Data for this exercise:
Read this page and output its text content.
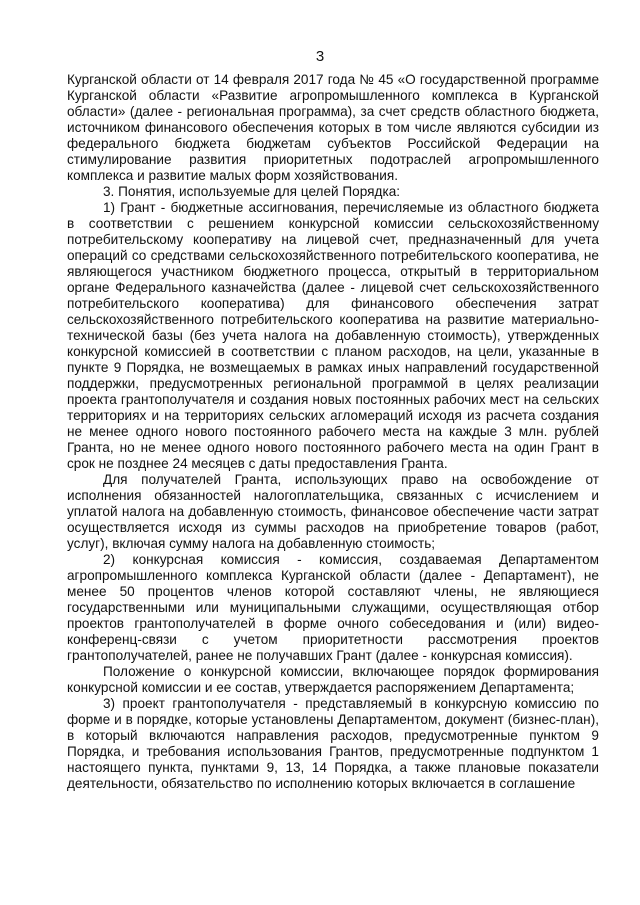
3

Курганской области от 14 февраля 2017 года № 45 «О государственной программе Курганской области «Развитие агропромышленного комплекса в Курганской области» (далее - региональная программа), за счет средств областного бюджета, источником финансового обеспечения которых в том числе являются субсидии из федерального бюджета бюджетам субъектов Российской Федерации на стимулирование развития приоритетных подотраслей агропромышленного комплекса и развитие малых форм хозяйствования.

3. Понятия, используемые для целей Порядка:

1) Грант - бюджетные ассигнования, перечисляемые из областного бюджета в соответствии с решением конкурсной комиссии сельскохозяйственному потребительскому кооперативу на лицевой счет, предназначенный для учета операций со средствами сельскохозяйственного потребительского кооператива, не являющегося участником бюджетного процесса, открытый в территориальном органе Федерального казначейства (далее - лицевой счет сельскохозяйственного потребительского кооператива) для финансового обеспечения затрат сельскохозяйственного потребительского кооператива на развитие материально-технической базы (без учета налога на добавленную стоимость), утвержденных конкурсной комиссией в соответствии с планом расходов, на цели, указанные в пункте 9 Порядка, не возмещаемых в рамках иных направлений государственной поддержки, предусмотренных региональной программой в целях реализации проекта грантополучателя и создания новых постоянных рабочих мест на сельских территориях и на территориях сельских агломераций исходя из расчета создания не менее одного нового постоянного рабочего места на каждые 3 млн. рублей Гранта, но не менее одного нового постоянного рабочего места на один Грант в срок не позднее 24 месяцев с даты предоставления Гранта.

Для получателей Гранта, использующих право на освобождение от исполнения обязанностей налогоплательщика, связанных с исчислением и уплатой налога на добавленную стоимость, финансовое обеспечение части затрат осуществляется исходя из суммы расходов на приобретение товаров (работ, услуг), включая сумму налога на добавленную стоимость;

2) конкурсная комиссия - комиссия, создаваемая Департаментом агропромышленного комплекса Курганской области (далее - Департамент), не менее 50 процентов членов которой составляют члены, не являющиеся государственными или муниципальными служащими, осуществляющая отбор проектов грантополучателей в форме очного собеседования и (или) видео-конференц-связи с учетом приоритетности рассмотрения проектов грантополучателей, ранее не получавших Грант (далее - конкурсная комиссия).

Положение о конкурсной комиссии, включающее порядок формирования конкурсной комиссии и ее состав, утверждается распоряжением Департамента;

3) проект грантополучателя - представляемый в конкурсную комиссию по форме и в порядке, которые установлены Департаментом, документ (бизнес-план), в который включаются направления расходов, предусмотренные пунктом 9 Порядка, и требования использования Грантов, предусмотренные подпунктом 1 настоящего пункта, пунктами 9, 13, 14 Порядка, а также плановые показатели деятельности, обязательство по исполнению которых включается в соглашение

Your task: Transcribe all of the entries word for word, but skip any pictures they contain.

Answer to this task:
Read this page and output its text content.
3

Курганской области от 14 февраля 2017 года № 45 «О государственной программе Курганской области «Развитие агропромышленного комплекса в Курганской области» (далее - региональная программа), за счет средств областного бюджета, источником финансового обеспечения которых в том числе являются субсидии из федерального бюджета бюджетам субъектов Российской Федерации на стимулирование развития приоритетных подотраслей агропромышленного комплекса и развитие малых форм хозяйствования.

3. Понятия, используемые для целей Порядка:

1) Грант - бюджетные ассигнования, перечисляемые из областного бюджета в соответствии с решением конкурсной комиссии сельскохозяйственному потребительскому кооперативу на лицевой счет, предназначенный для учета операций со средствами сельскохозяйственного потребительского кооператива, не являющегося участником бюджетного процесса, открытый в территориальном органе Федерального казначейства (далее - лицевой счет сельскохозяйственного потребительского кооператива) для финансового обеспечения затрат сельскохозяйственного потребительского кооператива на развитие материально-технической базы (без учета налога на добавленную стоимость), утвержденных конкурсной комиссией в соответствии с планом расходов, на цели, указанные в пункте 9 Порядка, не возмещаемых в рамках иных направлений государственной поддержки, предусмотренных региональной программой в целях реализации проекта грантополучателя и создания новых постоянных рабочих мест на сельских территориях и на территориях сельских агломераций исходя из расчета создания не менее одного нового постоянного рабочего места на каждые 3 млн. рублей Гранта, но не менее одного нового постоянного рабочего места на один Грант в срок не позднее 24 месяцев с даты предоставления Гранта.

Для получателей Гранта, использующих право на освобождение от исполнения обязанностей налогоплательщика, связанных с исчислением и уплатой налога на добавленную стоимость, финансовое обеспечение части затрат осуществляется исходя из суммы расходов на приобретение товаров (работ, услуг), включая сумму налога на добавленную стоимость;

2) конкурсная комиссия - комиссия, создаваемая Департаментом агропромышленного комплекса Курганской области (далее - Департамент), не менее 50 процентов членов которой составляют члены, не являющиеся государственными или муниципальными служащими, осуществляющая отбор проектов грантополучателей в форме очного собеседования и (или) видео-конференц-связи с учетом приоритетности рассмотрения проектов грантополучателей, ранее не получавших Грант (далее - конкурсная комиссия).

Положение о конкурсной комиссии, включающее порядок формирования конкурсной комиссии и ее состав, утверждается распоряжением Департамента;

3) проект грантополучателя - представляемый в конкурсную комиссию по форме и в порядке, которые установлены Департаментом, документ (бизнес-план), в который включаются направления расходов, предусмотренные пунктом 9 Порядка, и требования использования Грантов, предусмотренные подпунктом 1 настоящего пункта, пунктами 9, 13, 14 Порядка, а также плановые показатели деятельности, обязательство по исполнению которых включается в соглашение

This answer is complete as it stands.